Say how many lines contain "transport"; the answer is the number alone.

------------------------------------------------------------

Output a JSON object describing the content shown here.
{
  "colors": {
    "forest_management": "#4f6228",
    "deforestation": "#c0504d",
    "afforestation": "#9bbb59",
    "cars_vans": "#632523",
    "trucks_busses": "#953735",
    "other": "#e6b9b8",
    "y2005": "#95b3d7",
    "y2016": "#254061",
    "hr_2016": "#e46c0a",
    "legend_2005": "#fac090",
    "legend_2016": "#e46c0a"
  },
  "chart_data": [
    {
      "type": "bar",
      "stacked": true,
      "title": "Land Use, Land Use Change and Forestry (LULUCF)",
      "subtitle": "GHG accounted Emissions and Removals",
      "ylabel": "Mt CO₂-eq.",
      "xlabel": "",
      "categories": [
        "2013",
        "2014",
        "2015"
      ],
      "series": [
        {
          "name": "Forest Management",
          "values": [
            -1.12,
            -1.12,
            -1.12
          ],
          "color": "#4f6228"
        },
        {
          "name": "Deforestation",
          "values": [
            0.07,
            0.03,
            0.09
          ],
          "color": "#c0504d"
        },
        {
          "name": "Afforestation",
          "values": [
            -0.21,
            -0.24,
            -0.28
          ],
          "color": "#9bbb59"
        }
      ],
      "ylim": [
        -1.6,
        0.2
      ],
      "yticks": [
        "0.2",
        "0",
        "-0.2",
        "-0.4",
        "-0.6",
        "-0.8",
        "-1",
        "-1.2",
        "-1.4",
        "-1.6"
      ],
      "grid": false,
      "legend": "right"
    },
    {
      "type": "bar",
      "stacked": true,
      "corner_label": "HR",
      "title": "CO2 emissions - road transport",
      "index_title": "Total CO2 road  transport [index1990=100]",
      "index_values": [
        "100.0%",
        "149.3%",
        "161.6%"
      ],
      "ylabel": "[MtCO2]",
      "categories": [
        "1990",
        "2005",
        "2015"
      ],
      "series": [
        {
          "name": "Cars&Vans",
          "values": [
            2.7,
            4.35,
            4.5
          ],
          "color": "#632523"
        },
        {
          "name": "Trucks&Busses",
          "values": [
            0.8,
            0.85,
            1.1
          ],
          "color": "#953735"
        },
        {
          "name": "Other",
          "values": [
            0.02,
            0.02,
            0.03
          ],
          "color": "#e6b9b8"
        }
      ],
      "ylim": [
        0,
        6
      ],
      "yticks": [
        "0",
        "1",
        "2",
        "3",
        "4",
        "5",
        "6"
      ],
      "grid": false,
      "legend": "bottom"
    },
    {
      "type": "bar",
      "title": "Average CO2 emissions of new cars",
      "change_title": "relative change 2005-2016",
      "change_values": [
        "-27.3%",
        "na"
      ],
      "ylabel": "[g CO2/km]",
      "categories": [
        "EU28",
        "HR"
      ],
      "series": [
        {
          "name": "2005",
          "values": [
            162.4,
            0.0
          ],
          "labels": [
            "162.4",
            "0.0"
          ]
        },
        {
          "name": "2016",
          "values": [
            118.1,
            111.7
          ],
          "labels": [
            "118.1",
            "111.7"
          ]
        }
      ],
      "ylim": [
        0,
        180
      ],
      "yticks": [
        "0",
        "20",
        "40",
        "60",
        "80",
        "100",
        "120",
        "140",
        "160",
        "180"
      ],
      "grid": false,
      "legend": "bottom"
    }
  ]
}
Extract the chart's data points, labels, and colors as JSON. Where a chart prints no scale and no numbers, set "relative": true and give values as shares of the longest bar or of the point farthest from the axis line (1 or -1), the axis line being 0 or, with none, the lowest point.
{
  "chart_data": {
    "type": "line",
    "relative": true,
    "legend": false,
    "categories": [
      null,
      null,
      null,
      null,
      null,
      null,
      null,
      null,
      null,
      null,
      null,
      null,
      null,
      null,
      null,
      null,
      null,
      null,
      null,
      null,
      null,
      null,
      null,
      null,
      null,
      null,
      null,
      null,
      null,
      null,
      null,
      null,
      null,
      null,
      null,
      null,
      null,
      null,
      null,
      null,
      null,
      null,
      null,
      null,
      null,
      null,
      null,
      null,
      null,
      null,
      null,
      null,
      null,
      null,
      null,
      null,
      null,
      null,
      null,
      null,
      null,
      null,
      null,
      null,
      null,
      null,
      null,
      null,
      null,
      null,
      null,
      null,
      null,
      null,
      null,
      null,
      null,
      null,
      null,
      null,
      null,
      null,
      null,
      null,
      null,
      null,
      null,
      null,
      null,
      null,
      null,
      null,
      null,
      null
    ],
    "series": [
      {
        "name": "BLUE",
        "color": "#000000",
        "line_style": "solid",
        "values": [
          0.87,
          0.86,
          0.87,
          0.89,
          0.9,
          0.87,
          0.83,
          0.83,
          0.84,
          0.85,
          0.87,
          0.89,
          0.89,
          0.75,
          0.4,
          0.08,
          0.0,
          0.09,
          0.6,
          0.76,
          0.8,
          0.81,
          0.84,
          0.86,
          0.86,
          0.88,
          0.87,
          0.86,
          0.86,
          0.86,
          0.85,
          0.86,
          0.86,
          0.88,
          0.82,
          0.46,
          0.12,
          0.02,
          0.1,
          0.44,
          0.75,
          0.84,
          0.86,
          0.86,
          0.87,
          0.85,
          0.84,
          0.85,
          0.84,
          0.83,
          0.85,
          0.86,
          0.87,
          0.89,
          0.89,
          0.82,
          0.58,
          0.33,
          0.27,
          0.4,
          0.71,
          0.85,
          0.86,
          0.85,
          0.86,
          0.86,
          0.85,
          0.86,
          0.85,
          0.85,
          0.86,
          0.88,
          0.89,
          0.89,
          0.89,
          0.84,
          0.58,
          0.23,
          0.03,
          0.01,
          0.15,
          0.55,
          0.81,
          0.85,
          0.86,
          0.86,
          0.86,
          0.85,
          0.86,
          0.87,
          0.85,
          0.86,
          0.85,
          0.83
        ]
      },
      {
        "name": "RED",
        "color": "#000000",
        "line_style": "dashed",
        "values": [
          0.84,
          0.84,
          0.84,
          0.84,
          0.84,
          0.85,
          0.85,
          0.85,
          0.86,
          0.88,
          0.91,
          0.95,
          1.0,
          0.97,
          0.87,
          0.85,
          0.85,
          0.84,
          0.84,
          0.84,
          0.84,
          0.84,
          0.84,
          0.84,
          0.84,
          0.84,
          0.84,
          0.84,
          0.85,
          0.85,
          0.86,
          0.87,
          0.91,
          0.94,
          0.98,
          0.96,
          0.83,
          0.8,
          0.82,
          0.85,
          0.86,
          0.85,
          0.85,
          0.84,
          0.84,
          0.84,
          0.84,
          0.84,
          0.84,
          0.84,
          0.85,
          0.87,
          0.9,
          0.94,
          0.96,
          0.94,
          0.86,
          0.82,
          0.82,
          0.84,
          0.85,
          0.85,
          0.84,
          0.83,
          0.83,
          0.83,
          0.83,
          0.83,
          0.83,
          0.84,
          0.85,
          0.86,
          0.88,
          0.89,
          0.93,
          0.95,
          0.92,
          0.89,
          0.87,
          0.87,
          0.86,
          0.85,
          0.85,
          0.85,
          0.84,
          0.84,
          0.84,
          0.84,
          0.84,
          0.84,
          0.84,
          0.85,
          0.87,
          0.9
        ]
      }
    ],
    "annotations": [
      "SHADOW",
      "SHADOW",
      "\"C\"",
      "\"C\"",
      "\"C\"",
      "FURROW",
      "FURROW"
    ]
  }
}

------------------------------------------------------------

> _Exercise answer_: 2